Supplied material:

* start *

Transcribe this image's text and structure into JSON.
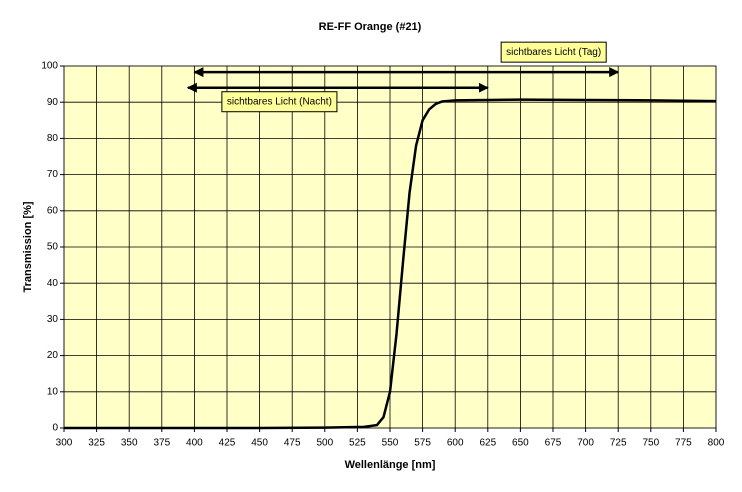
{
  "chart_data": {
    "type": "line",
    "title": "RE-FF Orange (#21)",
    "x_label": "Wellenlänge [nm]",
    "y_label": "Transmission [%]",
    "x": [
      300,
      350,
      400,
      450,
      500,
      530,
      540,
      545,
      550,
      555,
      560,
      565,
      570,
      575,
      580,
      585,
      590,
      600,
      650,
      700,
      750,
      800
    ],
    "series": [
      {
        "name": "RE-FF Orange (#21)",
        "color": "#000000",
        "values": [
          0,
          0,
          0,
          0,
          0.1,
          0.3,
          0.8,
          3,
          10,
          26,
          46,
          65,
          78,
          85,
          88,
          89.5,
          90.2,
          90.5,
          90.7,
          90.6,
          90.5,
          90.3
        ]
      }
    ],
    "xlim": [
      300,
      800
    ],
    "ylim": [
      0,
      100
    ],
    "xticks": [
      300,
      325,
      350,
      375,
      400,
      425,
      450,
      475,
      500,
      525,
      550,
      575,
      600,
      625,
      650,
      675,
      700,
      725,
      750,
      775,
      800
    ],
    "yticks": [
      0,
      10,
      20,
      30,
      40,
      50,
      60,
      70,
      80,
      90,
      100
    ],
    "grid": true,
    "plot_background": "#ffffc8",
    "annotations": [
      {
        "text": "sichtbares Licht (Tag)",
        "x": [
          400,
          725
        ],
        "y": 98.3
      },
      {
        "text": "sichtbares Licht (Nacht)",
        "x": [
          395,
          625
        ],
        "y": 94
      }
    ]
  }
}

* end *

Prompt: For the listing above, give the number of lines in which the string "text" occurs, and nothing else.

Exercise solution: 3